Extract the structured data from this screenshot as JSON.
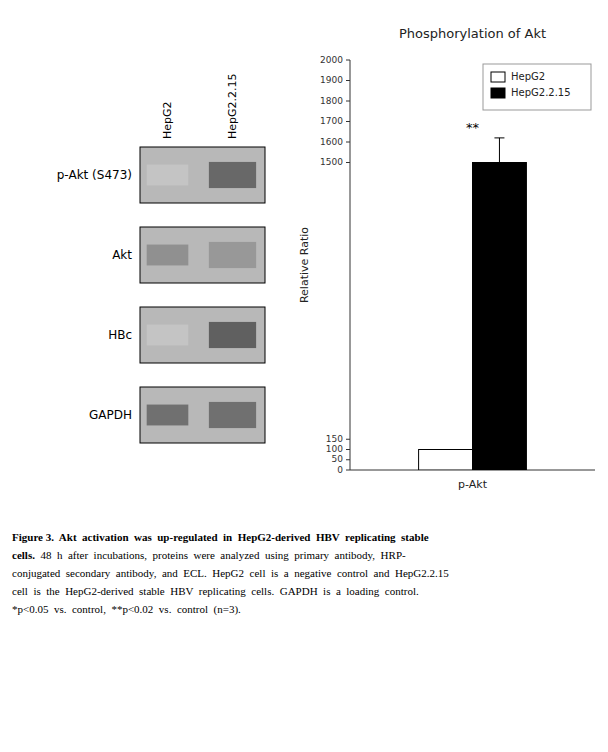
{
  "chart_data": [
    {
      "type": "bar",
      "title": "Phosphorylation of Akt",
      "categories": [
        "p-Akt"
      ],
      "series": [
        {
          "name": "HepG2",
          "color": "#ffffff",
          "values": [
            100
          ],
          "errors": [
            0
          ]
        },
        {
          "name": "HepG2.2.15",
          "color": "#000000",
          "values": [
            1500
          ],
          "errors": [
            120
          ]
        }
      ],
      "ylabel": "Relative Ratio",
      "ylim": [
        0,
        2000
      ],
      "yticks": [
        0,
        50,
        100,
        150,
        1500,
        1600,
        1700,
        1800,
        1900,
        2000
      ],
      "legend": "upper right",
      "annotations": [
        "**",
        "Figure 3.  Akt  activation  was  up-regulated  in  HepG2-derived  HBV  replicating  stable",
        "cells.",
        "  48  h  after  incubations,  proteins  were  analyzed  using  primary  antibody,  HRP-",
        "conjugated  secondary  antibody,  and  ECL.  HepG2  cell  is  a  negative  control  and  HepG2.2.15",
        "cell  is  the  HepG2-derived  stable  HBV  replicating  cells.  GAPDH  is  a  loading  control.",
        "*p<0.05  vs.  control,  **p<0.02  vs.  control  (n=3)."
      ]
    },
    {
      "type": "blot",
      "categories": [
        "p-Akt (S473)",
        "Akt",
        "HBc",
        "GAPDH"
      ],
      "color": "#b8b8b8",
      "series": [
        {
          "name": "HepG2",
          "colors": [
            "#d0d0d0",
            "#909090",
            "#e0e0e0",
            "#707070"
          ]
        },
        {
          "name": "HepG2.2.15",
          "colors": [
            "#686868",
            "#909090",
            "#606060",
            "#707070"
          ]
        }
      ]
    }
  ]
}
-----
### Work order
Copy the entries exactly. Leave out the images.

### Task answer
Extract the structured data from this screenshot as JSON.
{
  "chart_data": [
    {
      "type": "bar",
      "title": "Phosphorylation of Akt",
      "categories": [
        "p-Akt"
      ],
      "series": [
        {
          "name": "HepG2",
          "color": "#ffffff",
          "values": [
            100
          ],
          "errors": [
            0
          ]
        },
        {
          "name": "HepG2.2.15",
          "color": "#000000",
          "values": [
            1500
          ],
          "errors": [
            120
          ]
        }
      ],
      "ylabel": "Relative Ratio",
      "ylim": [
        0,
        2000
      ],
      "yticks": [
        0,
        50,
        100,
        150,
        1500,
        1600,
        1700,
        1800,
        1900,
        2000
      ],
      "legend": "upper right",
      "annotations": [
        "**",
        "Figure 3.  Akt  activation  was  up-regulated  in  HepG2-derived  HBV  replicating  stable",
        "cells.",
        "  48  h  after  incubations,  proteins  were  analyzed  using  primary  antibody,  HRP-",
        "conjugated  secondary  antibody,  and  ECL.  HepG2  cell  is  a  negative  control  and  HepG2.2.15",
        "cell  is  the  HepG2-derived  stable  HBV  replicating  cells.  GAPDH  is  a  loading  control.",
        "*p<0.05  vs.  control,  **p<0.02  vs.  control  (n=3)."
      ]
    },
    {
      "type": "blot",
      "categories": [
        "p-Akt (S473)",
        "Akt",
        "HBc",
        "GAPDH"
      ],
      "color": "#b8b8b8",
      "series": [
        {
          "name": "HepG2",
          "colors": [
            "#d0d0d0",
            "#909090",
            "#e0e0e0",
            "#707070"
          ]
        },
        {
          "name": "HepG2.2.15",
          "colors": [
            "#686868",
            "#909090",
            "#606060",
            "#707070"
          ]
        }
      ]
    }
  ]
}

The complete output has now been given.